▶ [Text to read]:
_____

To begin straightforwardly – writing about architecture in Edinburgh is proving more difficult than I had imagined. Before I moved up, I had thought that I would hardly need to try, that my hitherto uninspiring blog would reach new heights, spurred on by the sheer drama of Edinburgh’s built environment. I would, I had hoped, pen kaleidoscopic visions of the vertiginous tenements; I would ruminate on Arthur’s Seat, how it shadows the city like the shattered visage of a vanquished golem; I would rail against the violent orthodoxies of the Enlightenment embodied in the strict proportions of the neoclassical style.

The thing about neoclassical architecture is, it gets repetitive very quickly, and so too did all of the clichés which I and countless others have heaped upon Edinburgh’s back over its long and storied history. Enough breathless panegyrics and enraptured blog posts have been written about Edinburgh’s ‘landmarks’ to trammel up the channels of the internet for good, and trying to write about any one recognisable structure felt like a task already doomed to failure. Besides, I never really wanted to write about this city – or indeed any other city – in such a way. For me, it’s always been the labyrinthine, the barely visible, the lurking presence of innumerable histories barely subsisting someway beneath the asphalt – the city as palimpsest. Mercifully, Edinburgh abounds in semi-legible signs, things rarely glimpsed, passages not taken, buried histories, choked but still breathing. An inexplicable gable, an ostensibly pointless alleyway, an indecipherable inscription, a strangely weathered piece of masonry. It is this side of Edinburgh – or rather, this strata of Edinburgh – which I’m hoping to begin to document here.

On the Royal Mile, halfway between the Tron Kirk and the Canongate, is a humble example of the sort of thing I mean. The actual building in question is relatively unassuming – pleasant but unremarkable Scottish Baronial in the mid-19th century style: a crow-step gable, decorative crenellation, non-specific pseudo-heraldry. Amid the innumerable Walter Scott-isms of the Old Town it would be easy to miss. But if the passerby were to pause outside it – to gawp at the window of the whisky shop which inhabits the ground floor, say – they might notice a small sculpture accompanied by an inscription, forming the base of an oriel window above the entrance to Paisley Close. The sculpture is the face of a young man, and the inscription above reads “Heave awa’ chaps, I’m no’ dead yet!”

_____

▶ [Information provided]:
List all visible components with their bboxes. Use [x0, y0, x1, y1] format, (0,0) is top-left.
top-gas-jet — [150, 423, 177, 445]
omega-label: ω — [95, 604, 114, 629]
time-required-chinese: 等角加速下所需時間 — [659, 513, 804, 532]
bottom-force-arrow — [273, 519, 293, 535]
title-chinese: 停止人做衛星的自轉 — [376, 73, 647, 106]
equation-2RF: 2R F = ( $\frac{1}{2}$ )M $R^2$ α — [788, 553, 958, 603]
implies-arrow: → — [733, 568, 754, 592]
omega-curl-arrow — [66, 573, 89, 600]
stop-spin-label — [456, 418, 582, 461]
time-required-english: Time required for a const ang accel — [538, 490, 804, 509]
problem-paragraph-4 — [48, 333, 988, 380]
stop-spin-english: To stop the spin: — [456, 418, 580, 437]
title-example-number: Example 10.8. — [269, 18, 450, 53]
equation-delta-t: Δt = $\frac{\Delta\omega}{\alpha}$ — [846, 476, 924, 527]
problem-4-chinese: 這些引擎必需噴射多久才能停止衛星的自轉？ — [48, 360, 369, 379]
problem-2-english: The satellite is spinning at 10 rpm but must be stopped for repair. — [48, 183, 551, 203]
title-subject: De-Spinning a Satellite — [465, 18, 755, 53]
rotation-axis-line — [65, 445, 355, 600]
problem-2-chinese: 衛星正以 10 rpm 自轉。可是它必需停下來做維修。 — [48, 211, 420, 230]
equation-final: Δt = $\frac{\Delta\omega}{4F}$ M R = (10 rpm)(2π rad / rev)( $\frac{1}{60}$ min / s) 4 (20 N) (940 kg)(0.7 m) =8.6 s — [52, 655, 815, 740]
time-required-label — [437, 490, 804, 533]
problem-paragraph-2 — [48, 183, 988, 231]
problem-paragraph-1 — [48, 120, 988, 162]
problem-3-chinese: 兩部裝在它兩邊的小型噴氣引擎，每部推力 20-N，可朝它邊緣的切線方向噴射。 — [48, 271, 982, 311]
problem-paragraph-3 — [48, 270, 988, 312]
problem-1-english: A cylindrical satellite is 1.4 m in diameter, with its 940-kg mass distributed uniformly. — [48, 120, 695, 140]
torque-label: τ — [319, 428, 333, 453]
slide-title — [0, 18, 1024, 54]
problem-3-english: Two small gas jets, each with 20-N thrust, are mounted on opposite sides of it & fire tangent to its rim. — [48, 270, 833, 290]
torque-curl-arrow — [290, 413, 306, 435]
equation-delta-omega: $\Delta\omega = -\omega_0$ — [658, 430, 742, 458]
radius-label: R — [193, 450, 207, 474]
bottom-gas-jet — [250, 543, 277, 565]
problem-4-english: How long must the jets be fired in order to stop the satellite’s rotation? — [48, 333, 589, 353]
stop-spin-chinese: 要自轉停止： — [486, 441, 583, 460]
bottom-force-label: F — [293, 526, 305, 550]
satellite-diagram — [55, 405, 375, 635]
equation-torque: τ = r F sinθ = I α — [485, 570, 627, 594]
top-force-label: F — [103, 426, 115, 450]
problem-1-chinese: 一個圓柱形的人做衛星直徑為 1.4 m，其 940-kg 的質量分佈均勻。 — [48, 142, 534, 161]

_____

▶ [Given exercise 1]: In the essay on Edinburgh architecture, where on the Royal Mile does the building with the carved face stand?
▶ [Given exercise 2]: Carry on the essay about Edinburgh's hidden architecture from the point where it stops.

▶ [Response 1]: Halfway between the Tron Kirk and the Canongate.

▶ [Response 2]:
heave awa

Although many older Edinburgh buildings have a tradition of ‘speaking’ – of carrying sometimes cryptic (and often biblical) inscriptions – the decorations on the ‘Heave Awa Hoose’ (as I later discovered it was known) are uniquely beguiling. They speak of explicitly localised history, of some latent fable embedded within the walls of the place. When I first noticed them I allowed my fantastical speculations to run wild for more than a moment – I imagined some dramatic, morbid scene; the burial of a live boy under the very floorboards, perhaps to hide forever the knowledge a horrific family secret harboured by a withering dynasty of grotesque aristocrats – shades of Poe (shades also, perhaps, of Burke & Hare).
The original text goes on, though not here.